_Supplied information_.
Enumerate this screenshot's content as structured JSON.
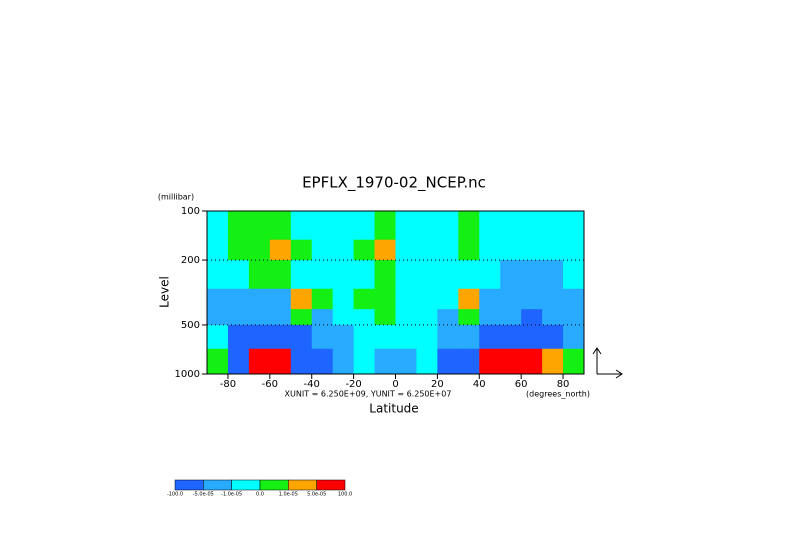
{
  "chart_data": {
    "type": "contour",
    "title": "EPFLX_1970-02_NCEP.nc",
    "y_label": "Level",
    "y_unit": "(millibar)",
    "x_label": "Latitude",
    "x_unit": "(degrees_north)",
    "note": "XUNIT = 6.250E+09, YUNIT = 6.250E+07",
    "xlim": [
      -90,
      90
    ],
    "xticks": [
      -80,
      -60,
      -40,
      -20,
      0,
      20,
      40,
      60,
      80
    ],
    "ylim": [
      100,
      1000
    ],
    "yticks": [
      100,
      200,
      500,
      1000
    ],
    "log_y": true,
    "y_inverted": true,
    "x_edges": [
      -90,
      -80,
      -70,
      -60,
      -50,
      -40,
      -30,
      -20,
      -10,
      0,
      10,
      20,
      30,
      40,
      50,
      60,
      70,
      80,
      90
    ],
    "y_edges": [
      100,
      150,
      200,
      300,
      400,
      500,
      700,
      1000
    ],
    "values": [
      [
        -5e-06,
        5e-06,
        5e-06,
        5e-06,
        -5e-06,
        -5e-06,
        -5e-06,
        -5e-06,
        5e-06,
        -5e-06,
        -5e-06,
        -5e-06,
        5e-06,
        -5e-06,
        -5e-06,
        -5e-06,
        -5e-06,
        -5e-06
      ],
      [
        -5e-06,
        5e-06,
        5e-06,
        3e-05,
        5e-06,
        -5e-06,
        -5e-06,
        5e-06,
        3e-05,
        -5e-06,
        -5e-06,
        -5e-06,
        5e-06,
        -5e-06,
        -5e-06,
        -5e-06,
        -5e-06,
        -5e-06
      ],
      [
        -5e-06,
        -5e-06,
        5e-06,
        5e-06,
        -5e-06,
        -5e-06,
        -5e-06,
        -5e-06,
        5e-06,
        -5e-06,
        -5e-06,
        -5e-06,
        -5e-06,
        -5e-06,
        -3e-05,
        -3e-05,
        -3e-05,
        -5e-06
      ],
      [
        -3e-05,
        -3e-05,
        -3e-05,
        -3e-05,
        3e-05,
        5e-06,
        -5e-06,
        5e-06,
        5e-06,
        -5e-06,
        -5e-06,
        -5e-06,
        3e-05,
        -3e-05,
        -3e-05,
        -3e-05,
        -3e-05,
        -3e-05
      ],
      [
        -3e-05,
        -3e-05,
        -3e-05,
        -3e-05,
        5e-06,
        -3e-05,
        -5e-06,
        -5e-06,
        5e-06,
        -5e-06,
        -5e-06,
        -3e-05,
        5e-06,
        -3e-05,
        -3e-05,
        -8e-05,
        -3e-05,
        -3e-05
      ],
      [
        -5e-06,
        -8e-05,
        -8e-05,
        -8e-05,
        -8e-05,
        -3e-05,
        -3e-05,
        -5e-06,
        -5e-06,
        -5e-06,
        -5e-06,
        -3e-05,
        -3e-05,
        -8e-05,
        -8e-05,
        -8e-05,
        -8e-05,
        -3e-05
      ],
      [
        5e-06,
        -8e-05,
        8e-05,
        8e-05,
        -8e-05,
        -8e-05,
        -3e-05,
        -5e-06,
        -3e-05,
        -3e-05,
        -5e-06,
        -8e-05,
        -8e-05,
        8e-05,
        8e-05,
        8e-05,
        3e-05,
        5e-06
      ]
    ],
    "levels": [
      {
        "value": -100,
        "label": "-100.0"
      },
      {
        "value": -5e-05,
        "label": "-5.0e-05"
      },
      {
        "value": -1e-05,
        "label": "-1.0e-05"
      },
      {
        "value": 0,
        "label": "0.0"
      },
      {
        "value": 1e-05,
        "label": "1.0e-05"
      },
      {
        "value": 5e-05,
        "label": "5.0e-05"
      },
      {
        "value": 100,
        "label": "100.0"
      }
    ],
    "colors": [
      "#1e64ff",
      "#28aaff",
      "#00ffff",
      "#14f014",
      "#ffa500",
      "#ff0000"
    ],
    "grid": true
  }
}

_Aim_. Repeat all of the entries word for word, but omit the pictures.

_Response_.
Enumerate this screenshot's content as structured JSON.
{
  "chart_data": {
    "type": "contour",
    "title": "EPFLX_1970-02_NCEP.nc",
    "y_label": "Level",
    "y_unit": "(millibar)",
    "x_label": "Latitude",
    "x_unit": "(degrees_north)",
    "note": "XUNIT = 6.250E+09, YUNIT = 6.250E+07",
    "xlim": [
      -90,
      90
    ],
    "xticks": [
      -80,
      -60,
      -40,
      -20,
      0,
      20,
      40,
      60,
      80
    ],
    "ylim": [
      100,
      1000
    ],
    "yticks": [
      100,
      200,
      500,
      1000
    ],
    "log_y": true,
    "y_inverted": true,
    "x_edges": [
      -90,
      -80,
      -70,
      -60,
      -50,
      -40,
      -30,
      -20,
      -10,
      0,
      10,
      20,
      30,
      40,
      50,
      60,
      70,
      80,
      90
    ],
    "y_edges": [
      100,
      150,
      200,
      300,
      400,
      500,
      700,
      1000
    ],
    "values": [
      [
        -5e-06,
        5e-06,
        5e-06,
        5e-06,
        -5e-06,
        -5e-06,
        -5e-06,
        -5e-06,
        5e-06,
        -5e-06,
        -5e-06,
        -5e-06,
        5e-06,
        -5e-06,
        -5e-06,
        -5e-06,
        -5e-06,
        -5e-06
      ],
      [
        -5e-06,
        5e-06,
        5e-06,
        3e-05,
        5e-06,
        -5e-06,
        -5e-06,
        5e-06,
        3e-05,
        -5e-06,
        -5e-06,
        -5e-06,
        5e-06,
        -5e-06,
        -5e-06,
        -5e-06,
        -5e-06,
        -5e-06
      ],
      [
        -5e-06,
        -5e-06,
        5e-06,
        5e-06,
        -5e-06,
        -5e-06,
        -5e-06,
        -5e-06,
        5e-06,
        -5e-06,
        -5e-06,
        -5e-06,
        -5e-06,
        -5e-06,
        -3e-05,
        -3e-05,
        -3e-05,
        -5e-06
      ],
      [
        -3e-05,
        -3e-05,
        -3e-05,
        -3e-05,
        3e-05,
        5e-06,
        -5e-06,
        5e-06,
        5e-06,
        -5e-06,
        -5e-06,
        -5e-06,
        3e-05,
        -3e-05,
        -3e-05,
        -3e-05,
        -3e-05,
        -3e-05
      ],
      [
        -3e-05,
        -3e-05,
        -3e-05,
        -3e-05,
        5e-06,
        -3e-05,
        -5e-06,
        -5e-06,
        5e-06,
        -5e-06,
        -5e-06,
        -3e-05,
        5e-06,
        -3e-05,
        -3e-05,
        -8e-05,
        -3e-05,
        -3e-05
      ],
      [
        -5e-06,
        -8e-05,
        -8e-05,
        -8e-05,
        -8e-05,
        -3e-05,
        -3e-05,
        -5e-06,
        -5e-06,
        -5e-06,
        -5e-06,
        -3e-05,
        -3e-05,
        -8e-05,
        -8e-05,
        -8e-05,
        -8e-05,
        -3e-05
      ],
      [
        5e-06,
        -8e-05,
        8e-05,
        8e-05,
        -8e-05,
        -8e-05,
        -3e-05,
        -5e-06,
        -3e-05,
        -3e-05,
        -5e-06,
        -8e-05,
        -8e-05,
        8e-05,
        8e-05,
        8e-05,
        3e-05,
        5e-06
      ]
    ],
    "levels": [
      {
        "value": -100,
        "label": "-100.0"
      },
      {
        "value": -5e-05,
        "label": "-5.0e-05"
      },
      {
        "value": -1e-05,
        "label": "-1.0e-05"
      },
      {
        "value": 0,
        "label": "0.0"
      },
      {
        "value": 1e-05,
        "label": "1.0e-05"
      },
      {
        "value": 5e-05,
        "label": "5.0e-05"
      },
      {
        "value": 100,
        "label": "100.0"
      }
    ],
    "colors": [
      "#1e64ff",
      "#28aaff",
      "#00ffff",
      "#14f014",
      "#ffa500",
      "#ff0000"
    ],
    "grid": true
  }
}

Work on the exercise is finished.